> _Excerpted passage_

>>>>>

BACKGROUND OF THE INVENTION
1. Field of the Invention
This invention relates to missile guidance systems. More specifically, this invention relates to improvements in the guidance of line-of-sight commanded missiles.
While the present invention is described herein with reference to particular embodiments and applications, it is to be understood that the invention is not limited thereto. Modifications may be made within the teachings of this invention without departing from the true spirit and scope thereof.
2. Description of the Prior Art
A typical line-of-sight guided missile system includes a launcher and a guided missile. The launcher typically includes a gunner's optical sight and an electronic guidance computer which automatically sends steering commands to the missile in flight. After launch, a beacon in the tail of the missile is activated and subsequently detected by a sensor on the launcher. The sensor is bore sighted with the gunner's telescope, and allows the operator to track the missile along its flight path. The sensor and associated processing circuitry measures the angle between the flight direction of the missile and the gunner's line-of-sight. These displacements are transformed by a computer into guidance commands which are sent to the missile over the command link. The gunner need only keep the crosshairs of the sight on the target during missile flight.

<<<<<

> _What to do_
a: In the missile guidance background, why is keeping the sight's crosshairs on the target all the gunner must do during missile flight? Answer in one to three sentences.
b: Write the next part of the missile guidance background, starting after its final sentence.

> _Data shown_

>>>>>

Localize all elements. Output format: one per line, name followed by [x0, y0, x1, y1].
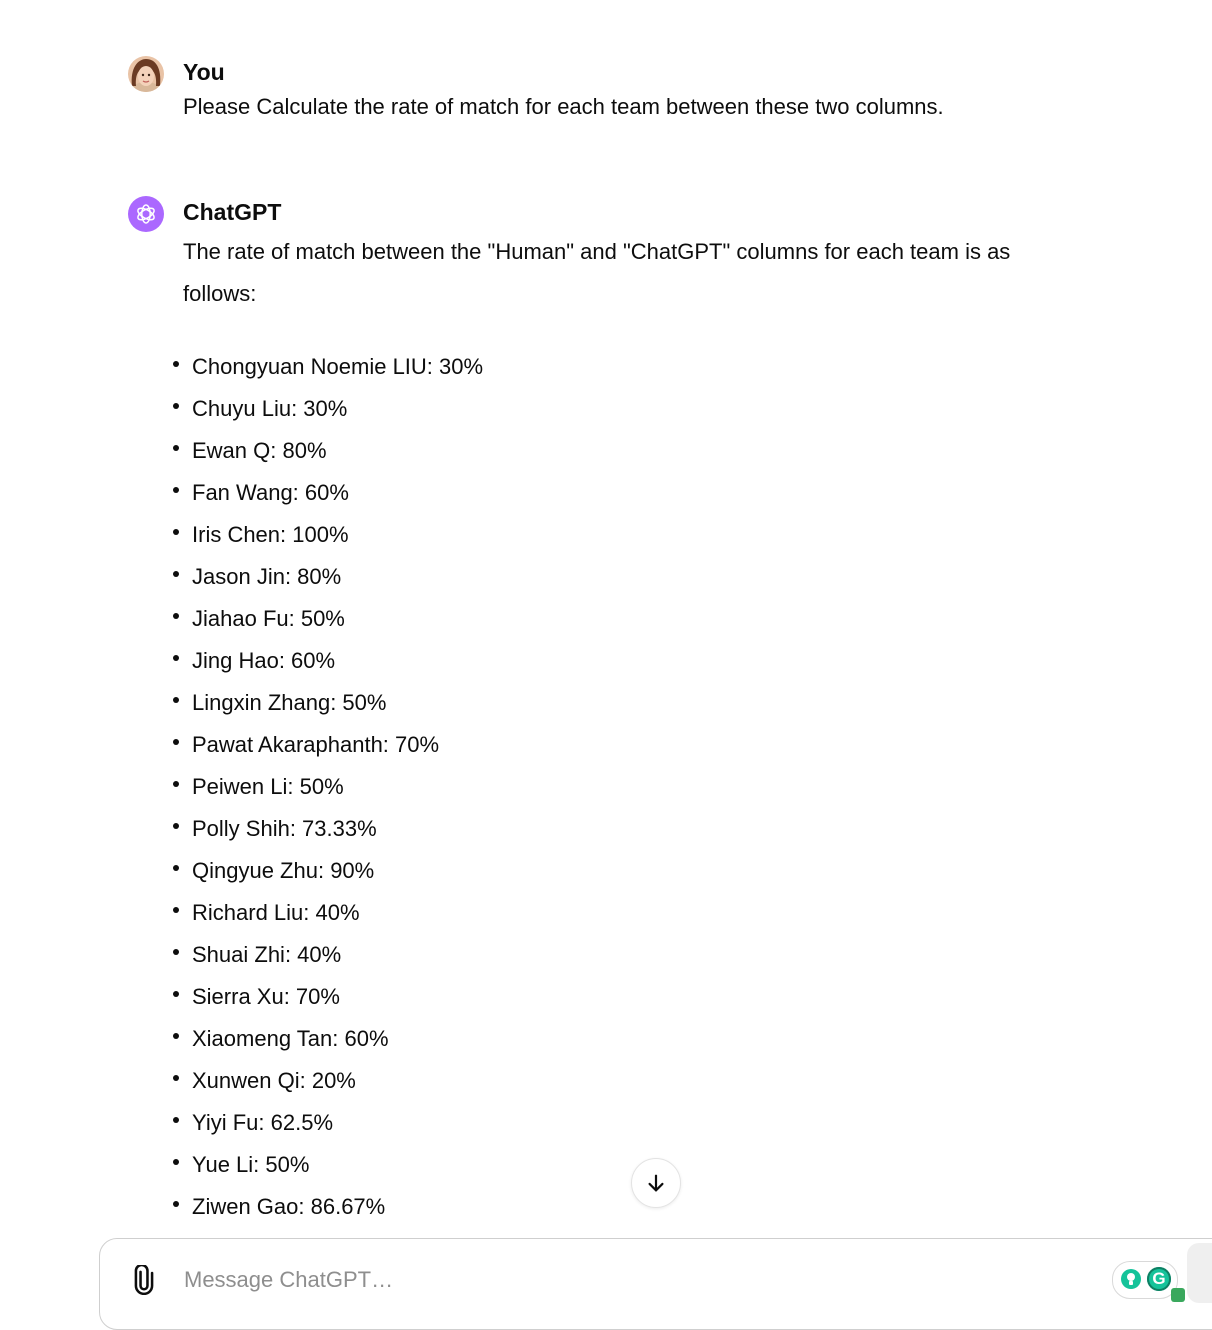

<<<<<

> _Responses for each task_
a: A sensor on the launcher, bore sighted with the gunner's telescope, detects the beacon in the missile's tail. The sensor and its processing circuitry measure the angle between the missile's flight direction and the gunner's line-of-sight. A computer turns these displacements into guidance commands and automatically sends them to the missile over the command link.

b:
Unfortunately, in an actual hostile operational environment, the operator may experience nervous jitters which would tend to impair his ability to maintain the cross-hairs on the center of the target's most vulnerable aim point. If the operator jitters the sensor line-of-sight, the missile tracker would measure a corresponding apparent missile off-set. As it corrected the nonexistant off-set, it would create perturbations which would appear as noise in the missile guidance signals. This would detract from the hit-accuracy of the guidance and tracking system.
SUMMARY OF THE INVENTION
The present invention provides means for improving the performance of line-of-sight commanded missile guidance systems.
The present invention utilizes a video sensor for providing successive frames of data corresponding to at least a portion of a video scene as viewed by the operator through an optical sight. Signal processing circuitry is provided for analyzing the frames of data to provide electrical signals indicative of the jitter motion of the optical sight relative to stationary objects in the video scene.
More specifically, the present invention includes means for converting information representative of the video scene into a train of discrete signals. Successive frames of discrete data are then compared on a pixel by pixel basis until a best match is obtained. (A "pixel" is an individual picture element.) The address at which the best match is obtained provides information indicative of the jitter motion of the tracking system. (The "address" is the reference in number of rows and columns in each frame.) Data must be successively displaced to achieve the best match to a prior frame's reference (or address) This information is then utilized to off-set the jitter motion effect on the missile guidance signals.
BRIEF DESCRIPTION OF THE DRAWINGS
FIG. 1 is a diagrammatic representation of a preferred embodiment of the invention.
FIG. 2 is representative of the processing of a first frame of video data by the system of the present invention.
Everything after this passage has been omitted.